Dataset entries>
--- begin ---

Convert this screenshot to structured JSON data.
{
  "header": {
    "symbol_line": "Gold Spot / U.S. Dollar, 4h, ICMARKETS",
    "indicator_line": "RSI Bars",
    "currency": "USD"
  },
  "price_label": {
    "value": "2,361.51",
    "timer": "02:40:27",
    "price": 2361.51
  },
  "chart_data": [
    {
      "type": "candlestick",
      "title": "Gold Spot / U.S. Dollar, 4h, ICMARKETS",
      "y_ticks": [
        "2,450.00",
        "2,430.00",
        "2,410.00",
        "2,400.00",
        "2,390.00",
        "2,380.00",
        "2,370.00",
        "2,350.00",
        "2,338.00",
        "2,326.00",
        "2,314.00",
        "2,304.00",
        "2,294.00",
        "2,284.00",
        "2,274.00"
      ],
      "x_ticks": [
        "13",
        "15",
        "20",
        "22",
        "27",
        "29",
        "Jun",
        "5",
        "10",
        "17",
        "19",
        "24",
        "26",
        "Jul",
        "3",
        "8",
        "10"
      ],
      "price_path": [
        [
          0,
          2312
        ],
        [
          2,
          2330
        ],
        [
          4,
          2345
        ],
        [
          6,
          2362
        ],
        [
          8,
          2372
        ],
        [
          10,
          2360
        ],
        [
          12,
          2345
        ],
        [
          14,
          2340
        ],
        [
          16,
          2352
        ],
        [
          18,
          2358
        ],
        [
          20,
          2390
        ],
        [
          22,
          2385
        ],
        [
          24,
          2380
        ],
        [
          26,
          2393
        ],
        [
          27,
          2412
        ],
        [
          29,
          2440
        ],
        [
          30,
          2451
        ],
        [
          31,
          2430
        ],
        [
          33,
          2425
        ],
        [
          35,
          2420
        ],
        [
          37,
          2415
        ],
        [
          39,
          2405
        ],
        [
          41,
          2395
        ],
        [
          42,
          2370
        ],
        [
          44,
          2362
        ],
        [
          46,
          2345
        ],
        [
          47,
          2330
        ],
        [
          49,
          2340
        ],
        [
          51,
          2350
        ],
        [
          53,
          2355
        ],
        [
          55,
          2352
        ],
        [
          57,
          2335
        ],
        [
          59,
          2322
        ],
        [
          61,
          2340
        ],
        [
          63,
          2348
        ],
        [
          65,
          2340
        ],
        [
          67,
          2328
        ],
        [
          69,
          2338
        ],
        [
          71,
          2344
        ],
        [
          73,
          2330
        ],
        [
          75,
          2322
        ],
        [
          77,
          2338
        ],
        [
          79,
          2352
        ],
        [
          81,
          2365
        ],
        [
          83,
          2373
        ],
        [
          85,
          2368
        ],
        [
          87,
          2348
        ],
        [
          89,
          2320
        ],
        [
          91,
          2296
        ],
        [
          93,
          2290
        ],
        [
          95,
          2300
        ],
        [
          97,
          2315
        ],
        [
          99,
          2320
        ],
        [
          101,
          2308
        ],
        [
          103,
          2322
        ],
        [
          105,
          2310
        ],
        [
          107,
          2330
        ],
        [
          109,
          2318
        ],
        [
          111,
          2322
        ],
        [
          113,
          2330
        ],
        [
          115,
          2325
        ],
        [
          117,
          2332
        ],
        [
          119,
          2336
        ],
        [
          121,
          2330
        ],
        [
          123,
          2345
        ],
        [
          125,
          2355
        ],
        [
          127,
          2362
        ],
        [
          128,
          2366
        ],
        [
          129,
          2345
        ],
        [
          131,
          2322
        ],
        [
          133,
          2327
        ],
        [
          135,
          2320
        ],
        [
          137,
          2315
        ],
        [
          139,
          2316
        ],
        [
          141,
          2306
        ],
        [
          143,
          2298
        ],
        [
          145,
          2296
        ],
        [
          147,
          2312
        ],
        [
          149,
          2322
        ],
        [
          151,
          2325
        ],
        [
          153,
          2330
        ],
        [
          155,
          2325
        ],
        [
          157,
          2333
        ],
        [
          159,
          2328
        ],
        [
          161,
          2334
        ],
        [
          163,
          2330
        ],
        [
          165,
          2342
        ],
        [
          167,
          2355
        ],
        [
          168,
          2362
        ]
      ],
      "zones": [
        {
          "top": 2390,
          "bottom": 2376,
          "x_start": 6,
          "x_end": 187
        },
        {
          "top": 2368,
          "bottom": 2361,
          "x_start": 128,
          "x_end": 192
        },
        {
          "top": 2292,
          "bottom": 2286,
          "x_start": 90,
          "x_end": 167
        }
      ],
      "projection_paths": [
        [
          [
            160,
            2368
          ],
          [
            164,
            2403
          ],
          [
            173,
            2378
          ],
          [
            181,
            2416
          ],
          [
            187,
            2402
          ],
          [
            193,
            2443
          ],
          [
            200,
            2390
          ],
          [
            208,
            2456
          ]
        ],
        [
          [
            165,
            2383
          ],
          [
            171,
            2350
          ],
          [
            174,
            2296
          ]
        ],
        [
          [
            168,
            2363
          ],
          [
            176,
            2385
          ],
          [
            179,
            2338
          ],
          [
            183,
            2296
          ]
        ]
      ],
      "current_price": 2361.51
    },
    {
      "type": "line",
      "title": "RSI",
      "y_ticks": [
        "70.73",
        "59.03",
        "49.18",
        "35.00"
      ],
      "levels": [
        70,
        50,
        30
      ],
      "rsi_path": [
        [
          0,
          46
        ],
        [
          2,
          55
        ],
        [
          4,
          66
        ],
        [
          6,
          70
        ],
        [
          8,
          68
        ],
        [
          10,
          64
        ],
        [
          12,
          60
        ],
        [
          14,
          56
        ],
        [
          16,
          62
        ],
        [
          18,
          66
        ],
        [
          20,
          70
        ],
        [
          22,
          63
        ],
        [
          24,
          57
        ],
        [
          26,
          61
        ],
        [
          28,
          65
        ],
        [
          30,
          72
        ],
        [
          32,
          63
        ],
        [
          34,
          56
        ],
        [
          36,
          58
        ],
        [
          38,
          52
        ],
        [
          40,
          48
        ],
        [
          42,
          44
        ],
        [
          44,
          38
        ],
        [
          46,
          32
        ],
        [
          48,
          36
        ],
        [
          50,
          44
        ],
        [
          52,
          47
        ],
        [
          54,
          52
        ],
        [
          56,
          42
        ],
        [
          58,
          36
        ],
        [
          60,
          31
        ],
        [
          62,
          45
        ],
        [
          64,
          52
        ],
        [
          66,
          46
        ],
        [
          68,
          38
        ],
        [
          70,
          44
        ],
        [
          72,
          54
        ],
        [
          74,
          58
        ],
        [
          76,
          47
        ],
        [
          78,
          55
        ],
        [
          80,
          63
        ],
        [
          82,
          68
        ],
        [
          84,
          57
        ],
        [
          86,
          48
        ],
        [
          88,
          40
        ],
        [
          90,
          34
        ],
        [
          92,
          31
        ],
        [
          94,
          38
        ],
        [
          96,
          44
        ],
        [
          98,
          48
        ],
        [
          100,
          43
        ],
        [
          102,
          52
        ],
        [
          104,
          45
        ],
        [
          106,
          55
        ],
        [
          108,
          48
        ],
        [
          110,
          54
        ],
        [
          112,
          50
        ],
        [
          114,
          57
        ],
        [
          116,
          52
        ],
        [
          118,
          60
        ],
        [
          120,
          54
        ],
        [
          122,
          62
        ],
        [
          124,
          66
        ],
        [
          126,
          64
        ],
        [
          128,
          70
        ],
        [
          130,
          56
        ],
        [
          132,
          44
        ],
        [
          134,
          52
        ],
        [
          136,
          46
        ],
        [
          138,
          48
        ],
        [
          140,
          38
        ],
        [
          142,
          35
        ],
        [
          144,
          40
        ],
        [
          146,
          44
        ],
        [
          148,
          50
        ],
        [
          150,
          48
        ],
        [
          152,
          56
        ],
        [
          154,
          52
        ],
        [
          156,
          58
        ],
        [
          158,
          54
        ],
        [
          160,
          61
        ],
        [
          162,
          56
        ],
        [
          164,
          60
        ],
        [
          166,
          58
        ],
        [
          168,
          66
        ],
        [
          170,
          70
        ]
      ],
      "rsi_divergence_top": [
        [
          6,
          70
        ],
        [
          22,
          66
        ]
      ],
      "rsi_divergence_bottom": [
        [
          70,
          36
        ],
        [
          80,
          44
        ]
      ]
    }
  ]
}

--- end ---

Do this>
Of the lines in the material, how many contain the word "title"? Reply with the number and nothing else.

Written answer>
2